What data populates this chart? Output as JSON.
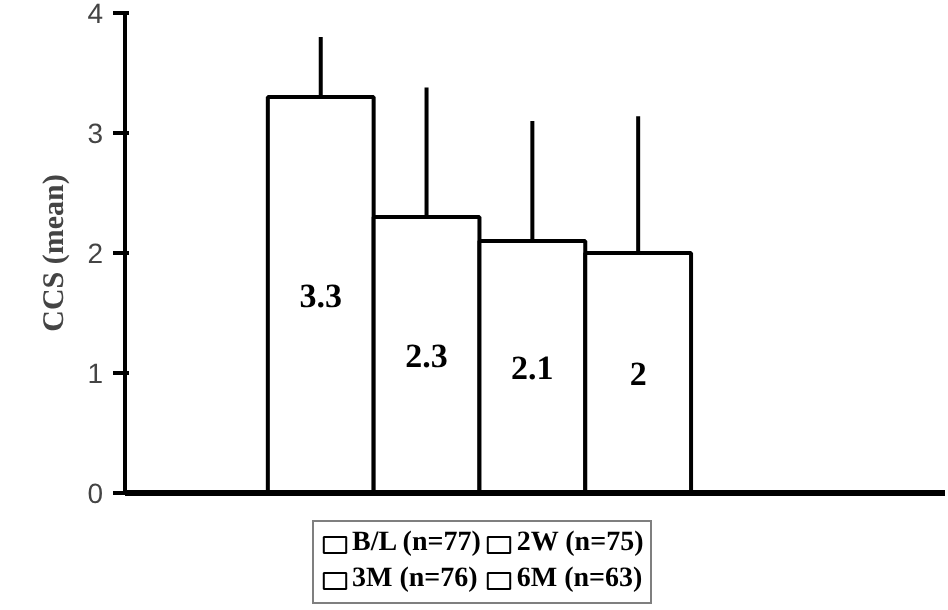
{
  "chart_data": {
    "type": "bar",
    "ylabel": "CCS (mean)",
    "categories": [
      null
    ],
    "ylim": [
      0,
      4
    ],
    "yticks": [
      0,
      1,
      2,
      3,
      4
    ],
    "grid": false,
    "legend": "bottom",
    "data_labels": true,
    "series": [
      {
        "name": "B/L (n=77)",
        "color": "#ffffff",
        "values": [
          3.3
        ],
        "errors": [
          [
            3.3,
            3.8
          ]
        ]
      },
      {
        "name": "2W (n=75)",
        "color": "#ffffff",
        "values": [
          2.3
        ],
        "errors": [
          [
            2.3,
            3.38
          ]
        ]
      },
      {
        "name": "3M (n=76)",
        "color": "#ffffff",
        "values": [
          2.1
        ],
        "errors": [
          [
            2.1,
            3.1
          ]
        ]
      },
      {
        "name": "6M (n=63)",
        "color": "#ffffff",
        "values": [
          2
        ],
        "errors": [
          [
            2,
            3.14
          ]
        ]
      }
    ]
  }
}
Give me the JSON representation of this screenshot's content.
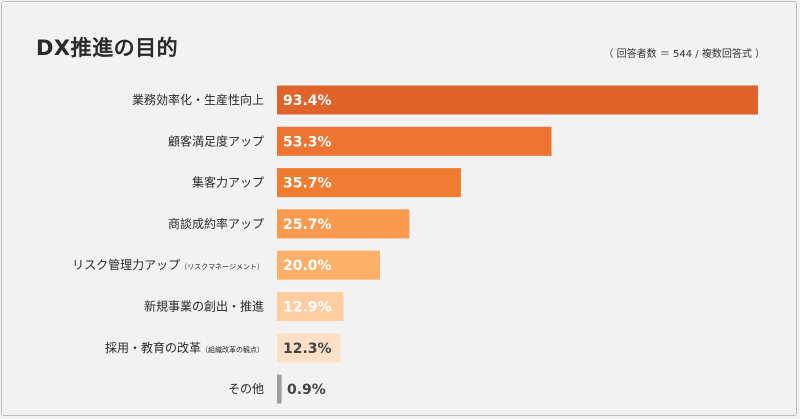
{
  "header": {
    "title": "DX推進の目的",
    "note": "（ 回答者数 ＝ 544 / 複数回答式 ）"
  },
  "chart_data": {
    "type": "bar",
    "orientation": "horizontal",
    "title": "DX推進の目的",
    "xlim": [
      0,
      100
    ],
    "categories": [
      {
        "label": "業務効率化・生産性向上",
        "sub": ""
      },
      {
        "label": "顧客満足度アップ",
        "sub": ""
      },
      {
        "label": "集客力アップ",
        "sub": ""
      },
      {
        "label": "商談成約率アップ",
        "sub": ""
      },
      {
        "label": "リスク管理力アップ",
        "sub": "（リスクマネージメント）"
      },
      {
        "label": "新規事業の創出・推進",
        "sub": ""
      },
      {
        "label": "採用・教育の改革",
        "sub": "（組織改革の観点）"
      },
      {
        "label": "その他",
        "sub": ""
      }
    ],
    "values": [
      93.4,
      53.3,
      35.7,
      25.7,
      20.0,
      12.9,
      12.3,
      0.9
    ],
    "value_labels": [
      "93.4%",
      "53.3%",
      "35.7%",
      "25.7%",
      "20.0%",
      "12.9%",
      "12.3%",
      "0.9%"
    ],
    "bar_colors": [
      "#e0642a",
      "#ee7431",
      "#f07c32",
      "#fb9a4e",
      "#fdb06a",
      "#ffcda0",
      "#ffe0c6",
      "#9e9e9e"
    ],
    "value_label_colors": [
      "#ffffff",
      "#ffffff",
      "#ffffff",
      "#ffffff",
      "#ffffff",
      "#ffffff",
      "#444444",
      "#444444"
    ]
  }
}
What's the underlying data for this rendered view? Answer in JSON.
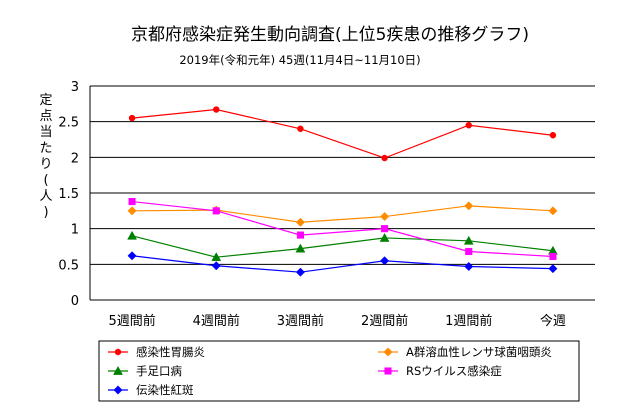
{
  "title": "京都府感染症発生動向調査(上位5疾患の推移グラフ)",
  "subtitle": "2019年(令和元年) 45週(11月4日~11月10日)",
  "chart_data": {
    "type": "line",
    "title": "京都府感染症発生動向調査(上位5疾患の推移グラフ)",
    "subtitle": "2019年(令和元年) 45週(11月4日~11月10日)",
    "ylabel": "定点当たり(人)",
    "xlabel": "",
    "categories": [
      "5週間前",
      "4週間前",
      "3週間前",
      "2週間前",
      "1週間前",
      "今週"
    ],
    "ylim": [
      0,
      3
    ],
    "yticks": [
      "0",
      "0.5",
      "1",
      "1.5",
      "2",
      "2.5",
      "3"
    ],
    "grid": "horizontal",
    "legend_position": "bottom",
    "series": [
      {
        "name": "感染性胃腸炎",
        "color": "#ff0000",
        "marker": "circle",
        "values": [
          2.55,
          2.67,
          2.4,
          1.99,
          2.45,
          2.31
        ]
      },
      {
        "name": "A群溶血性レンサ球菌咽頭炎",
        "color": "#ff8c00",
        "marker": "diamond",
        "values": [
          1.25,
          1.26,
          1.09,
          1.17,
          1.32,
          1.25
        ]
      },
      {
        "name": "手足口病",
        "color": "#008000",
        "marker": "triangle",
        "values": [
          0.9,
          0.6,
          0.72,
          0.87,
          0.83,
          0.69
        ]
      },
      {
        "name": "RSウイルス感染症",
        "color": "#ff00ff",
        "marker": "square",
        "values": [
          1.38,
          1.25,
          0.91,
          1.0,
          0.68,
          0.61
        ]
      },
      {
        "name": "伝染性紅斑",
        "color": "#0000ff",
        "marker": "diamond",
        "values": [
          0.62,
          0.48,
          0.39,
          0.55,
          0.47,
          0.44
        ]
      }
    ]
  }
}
═══
■ **THE REQUEST**
Write out the full set of lines verbatim, without the pictures.

■ **FINISHED EXERCISE**
What data populates this chart? Output as JSON.
{
  "chart_data": {
    "type": "bar",
    "ylabel": "CCS (mean)",
    "categories": [
      null
    ],
    "ylim": [
      0,
      4
    ],
    "yticks": [
      0,
      1,
      2,
      3,
      4
    ],
    "grid": false,
    "legend": "bottom",
    "data_labels": true,
    "series": [
      {
        "name": "B/L (n=77)",
        "color": "#ffffff",
        "values": [
          3.3
        ],
        "errors": [
          [
            3.3,
            3.8
          ]
        ]
      },
      {
        "name": "2W (n=75)",
        "color": "#ffffff",
        "values": [
          2.3
        ],
        "errors": [
          [
            2.3,
            3.38
          ]
        ]
      },
      {
        "name": "3M (n=76)",
        "color": "#ffffff",
        "values": [
          2.1
        ],
        "errors": [
          [
            2.1,
            3.1
          ]
        ]
      },
      {
        "name": "6M (n=63)",
        "color": "#ffffff",
        "values": [
          2
        ],
        "errors": [
          [
            2,
            3.14
          ]
        ]
      }
    ]
  }
}
Give me the JSON representation of this screenshot's content.
{
  "header": {
    "title": "DX推進の目的",
    "note": "（ 回答者数 ＝ 544 / 複数回答式 ）"
  },
  "chart_data": {
    "type": "bar",
    "orientation": "horizontal",
    "title": "DX推進の目的",
    "xlim": [
      0,
      100
    ],
    "categories": [
      {
        "label": "業務効率化・生産性向上",
        "sub": ""
      },
      {
        "label": "顧客満足度アップ",
        "sub": ""
      },
      {
        "label": "集客力アップ",
        "sub": ""
      },
      {
        "label": "商談成約率アップ",
        "sub": ""
      },
      {
        "label": "リスク管理力アップ",
        "sub": "（リスクマネージメント）"
      },
      {
        "label": "新規事業の創出・推進",
        "sub": ""
      },
      {
        "label": "採用・教育の改革",
        "sub": "（組織改革の観点）"
      },
      {
        "label": "その他",
        "sub": ""
      }
    ],
    "values": [
      93.4,
      53.3,
      35.7,
      25.7,
      20.0,
      12.9,
      12.3,
      0.9
    ],
    "value_labels": [
      "93.4%",
      "53.3%",
      "35.7%",
      "25.7%",
      "20.0%",
      "12.9%",
      "12.3%",
      "0.9%"
    ],
    "bar_colors": [
      "#e0642a",
      "#ee7431",
      "#f07c32",
      "#fb9a4e",
      "#fdb06a",
      "#ffcda0",
      "#ffe0c6",
      "#9e9e9e"
    ],
    "value_label_colors": [
      "#ffffff",
      "#ffffff",
      "#ffffff",
      "#ffffff",
      "#ffffff",
      "#ffffff",
      "#444444",
      "#444444"
    ]
  }
}
What's the underlying data for this rendered view? Answer in JSON.
{
  "title": "京都府感染症発生動向調査(上位5疾患の推移グラフ)",
  "subtitle": "2019年(令和元年) 45週(11月4日~11月10日)",
  "chart_data": {
    "type": "line",
    "title": "京都府感染症発生動向調査(上位5疾患の推移グラフ)",
    "subtitle": "2019年(令和元年) 45週(11月4日~11月10日)",
    "ylabel": "定点当たり(人)",
    "xlabel": "",
    "categories": [
      "5週間前",
      "4週間前",
      "3週間前",
      "2週間前",
      "1週間前",
      "今週"
    ],
    "ylim": [
      0,
      3
    ],
    "yticks": [
      "0",
      "0.5",
      "1",
      "1.5",
      "2",
      "2.5",
      "3"
    ],
    "grid": "horizontal",
    "legend_position": "bottom",
    "series": [
      {
        "name": "感染性胃腸炎",
        "color": "#ff0000",
        "marker": "circle",
        "values": [
          2.55,
          2.67,
          2.4,
          1.99,
          2.45,
          2.31
        ]
      },
      {
        "name": "A群溶血性レンサ球菌咽頭炎",
        "color": "#ff8c00",
        "marker": "diamond",
        "values": [
          1.25,
          1.26,
          1.09,
          1.17,
          1.32,
          1.25
        ]
      },
      {
        "name": "手足口病",
        "color": "#008000",
        "marker": "triangle",
        "values": [
          0.9,
          0.6,
          0.72,
          0.87,
          0.83,
          0.69
        ]
      },
      {
        "name": "RSウイルス感染症",
        "color": "#ff00ff",
        "marker": "square",
        "values": [
          1.38,
          1.25,
          0.91,
          1.0,
          0.68,
          0.61
        ]
      },
      {
        "name": "伝染性紅斑",
        "color": "#0000ff",
        "marker": "diamond",
        "values": [
          0.62,
          0.48,
          0.39,
          0.55,
          0.47,
          0.44
        ]
      }
    ]
  }
}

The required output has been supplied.